> DATASET EXCERPTS:
◆ ◆ ◆ ◆ ◆

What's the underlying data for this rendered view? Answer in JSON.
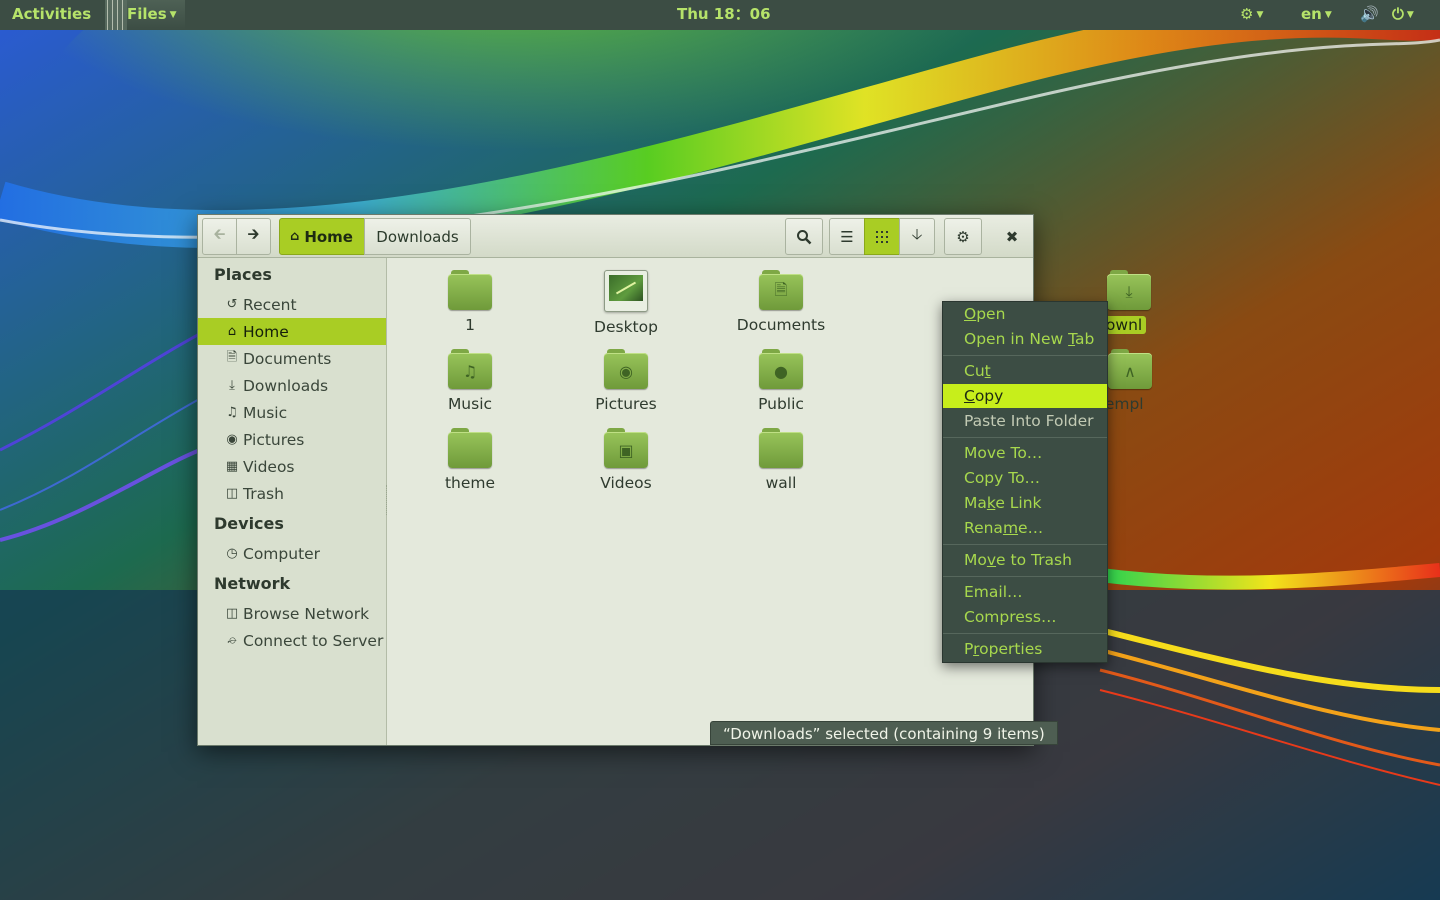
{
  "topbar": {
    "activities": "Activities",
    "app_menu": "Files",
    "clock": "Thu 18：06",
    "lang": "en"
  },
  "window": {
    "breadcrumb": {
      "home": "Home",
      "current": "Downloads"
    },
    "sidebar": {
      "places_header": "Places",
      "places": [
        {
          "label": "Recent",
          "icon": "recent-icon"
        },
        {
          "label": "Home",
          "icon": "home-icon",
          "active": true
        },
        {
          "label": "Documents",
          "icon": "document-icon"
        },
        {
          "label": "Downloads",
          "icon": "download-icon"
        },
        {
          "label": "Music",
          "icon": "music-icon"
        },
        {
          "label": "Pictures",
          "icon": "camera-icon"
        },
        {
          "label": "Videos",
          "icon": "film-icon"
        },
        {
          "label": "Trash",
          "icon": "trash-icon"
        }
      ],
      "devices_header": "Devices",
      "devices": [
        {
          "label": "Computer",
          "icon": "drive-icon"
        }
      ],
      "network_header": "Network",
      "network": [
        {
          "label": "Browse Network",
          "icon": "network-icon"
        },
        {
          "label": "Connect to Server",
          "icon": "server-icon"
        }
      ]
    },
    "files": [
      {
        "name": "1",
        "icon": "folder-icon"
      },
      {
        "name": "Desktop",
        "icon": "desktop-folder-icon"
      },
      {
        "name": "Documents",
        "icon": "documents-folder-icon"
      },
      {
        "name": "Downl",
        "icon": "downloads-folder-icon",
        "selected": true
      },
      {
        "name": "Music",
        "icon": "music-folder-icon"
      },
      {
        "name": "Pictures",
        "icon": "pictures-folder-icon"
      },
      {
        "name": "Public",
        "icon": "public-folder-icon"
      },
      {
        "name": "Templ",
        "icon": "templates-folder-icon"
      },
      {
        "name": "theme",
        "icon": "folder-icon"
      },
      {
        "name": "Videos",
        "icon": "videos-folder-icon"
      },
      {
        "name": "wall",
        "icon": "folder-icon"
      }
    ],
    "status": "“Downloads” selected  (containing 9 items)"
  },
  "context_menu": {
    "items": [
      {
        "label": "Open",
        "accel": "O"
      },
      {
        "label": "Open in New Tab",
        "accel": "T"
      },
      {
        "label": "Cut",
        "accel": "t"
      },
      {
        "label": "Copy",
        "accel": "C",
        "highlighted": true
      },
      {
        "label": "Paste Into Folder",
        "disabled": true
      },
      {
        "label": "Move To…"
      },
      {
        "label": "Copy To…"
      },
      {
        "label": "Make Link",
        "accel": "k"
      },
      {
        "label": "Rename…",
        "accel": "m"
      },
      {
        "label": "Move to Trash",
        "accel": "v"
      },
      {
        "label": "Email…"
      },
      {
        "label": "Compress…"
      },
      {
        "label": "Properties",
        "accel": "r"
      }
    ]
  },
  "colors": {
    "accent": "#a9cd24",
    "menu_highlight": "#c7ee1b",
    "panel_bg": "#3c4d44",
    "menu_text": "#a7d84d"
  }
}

◆ ◆ ◆ ◆ ◆

> GIVEN EXERCISE:
Copy the records exactly. Skip the pictures.

> COMPLETED TASK:
What's the underlying data for this rendered view? Answer in JSON.
{
  "topbar": {
    "activities": "Activities",
    "app_menu": "Files",
    "clock": "Thu 18：06",
    "lang": "en"
  },
  "window": {
    "breadcrumb": {
      "home": "Home",
      "current": "Downloads"
    },
    "sidebar": {
      "places_header": "Places",
      "places": [
        {
          "label": "Recent",
          "icon": "recent-icon"
        },
        {
          "label": "Home",
          "icon": "home-icon",
          "active": true
        },
        {
          "label": "Documents",
          "icon": "document-icon"
        },
        {
          "label": "Downloads",
          "icon": "download-icon"
        },
        {
          "label": "Music",
          "icon": "music-icon"
        },
        {
          "label": "Pictures",
          "icon": "camera-icon"
        },
        {
          "label": "Videos",
          "icon": "film-icon"
        },
        {
          "label": "Trash",
          "icon": "trash-icon"
        }
      ],
      "devices_header": "Devices",
      "devices": [
        {
          "label": "Computer",
          "icon": "drive-icon"
        }
      ],
      "network_header": "Network",
      "network": [
        {
          "label": "Browse Network",
          "icon": "network-icon"
        },
        {
          "label": "Connect to Server",
          "icon": "server-icon"
        }
      ]
    },
    "files": [
      {
        "name": "1",
        "icon": "folder-icon"
      },
      {
        "name": "Desktop",
        "icon": "desktop-folder-icon"
      },
      {
        "name": "Documents",
        "icon": "documents-folder-icon"
      },
      {
        "name": "Downl",
        "icon": "downloads-folder-icon",
        "selected": true
      },
      {
        "name": "Music",
        "icon": "music-folder-icon"
      },
      {
        "name": "Pictures",
        "icon": "pictures-folder-icon"
      },
      {
        "name": "Public",
        "icon": "public-folder-icon"
      },
      {
        "name": "Templ",
        "icon": "templates-folder-icon"
      },
      {
        "name": "theme",
        "icon": "folder-icon"
      },
      {
        "name": "Videos",
        "icon": "videos-folder-icon"
      },
      {
        "name": "wall",
        "icon": "folder-icon"
      }
    ],
    "status": "“Downloads” selected  (containing 9 items)"
  },
  "context_menu": {
    "items": [
      {
        "label": "Open",
        "accel": "O"
      },
      {
        "label": "Open in New Tab",
        "accel": "T"
      },
      {
        "label": "Cut",
        "accel": "t"
      },
      {
        "label": "Copy",
        "accel": "C",
        "highlighted": true
      },
      {
        "label": "Paste Into Folder",
        "disabled": true
      },
      {
        "label": "Move To…"
      },
      {
        "label": "Copy To…"
      },
      {
        "label": "Make Link",
        "accel": "k"
      },
      {
        "label": "Rename…",
        "accel": "m"
      },
      {
        "label": "Move to Trash",
        "accel": "v"
      },
      {
        "label": "Email…"
      },
      {
        "label": "Compress…"
      },
      {
        "label": "Properties",
        "accel": "r"
      }
    ]
  },
  "colors": {
    "accent": "#a9cd24",
    "menu_highlight": "#c7ee1b",
    "panel_bg": "#3c4d44",
    "menu_text": "#a7d84d"
  }
}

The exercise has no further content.